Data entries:
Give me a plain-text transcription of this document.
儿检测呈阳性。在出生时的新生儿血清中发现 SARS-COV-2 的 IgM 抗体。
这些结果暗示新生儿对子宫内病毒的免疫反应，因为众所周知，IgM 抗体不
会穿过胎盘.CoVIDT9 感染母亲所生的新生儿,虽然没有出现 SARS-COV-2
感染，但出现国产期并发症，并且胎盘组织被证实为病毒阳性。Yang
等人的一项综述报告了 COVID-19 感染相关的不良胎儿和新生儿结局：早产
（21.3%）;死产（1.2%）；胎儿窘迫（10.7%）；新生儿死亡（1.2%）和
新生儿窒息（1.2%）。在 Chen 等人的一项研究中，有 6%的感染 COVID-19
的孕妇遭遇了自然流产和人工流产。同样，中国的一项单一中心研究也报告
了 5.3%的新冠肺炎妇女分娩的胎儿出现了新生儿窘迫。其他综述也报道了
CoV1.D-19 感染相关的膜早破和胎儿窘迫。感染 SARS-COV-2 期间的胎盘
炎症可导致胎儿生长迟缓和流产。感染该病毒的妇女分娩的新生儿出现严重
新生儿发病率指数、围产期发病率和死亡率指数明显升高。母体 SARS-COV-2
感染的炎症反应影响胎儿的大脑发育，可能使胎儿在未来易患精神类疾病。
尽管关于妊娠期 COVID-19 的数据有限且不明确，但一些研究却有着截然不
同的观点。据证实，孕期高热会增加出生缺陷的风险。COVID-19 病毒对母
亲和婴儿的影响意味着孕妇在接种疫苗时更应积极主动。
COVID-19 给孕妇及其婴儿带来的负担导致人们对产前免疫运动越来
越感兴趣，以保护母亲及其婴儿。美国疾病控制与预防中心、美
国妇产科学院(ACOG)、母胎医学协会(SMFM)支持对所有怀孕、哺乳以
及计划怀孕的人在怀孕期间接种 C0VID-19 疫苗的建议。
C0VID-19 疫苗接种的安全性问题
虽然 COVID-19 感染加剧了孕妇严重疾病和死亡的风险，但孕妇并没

__The exercise__.
In the entries above, identify each line that includes the string "SARS", then copy it.

__Full answer__.
儿检测呈阳性。在出生时的新生儿血清中发现 SARS-COV-2 的 IgM 抗体。
会穿过胎盘.CoVIDT9 感染母亲所生的新生儿,虽然没有出现 SARS-COV-2
CoV1.D-19 感染相关的膜早破和胎儿窘迫。感染 SARS-COV-2 期间的胎盘
新生儿发病率指数、围产期发病率和死亡率指数明显升高。母体 SARS-COV-2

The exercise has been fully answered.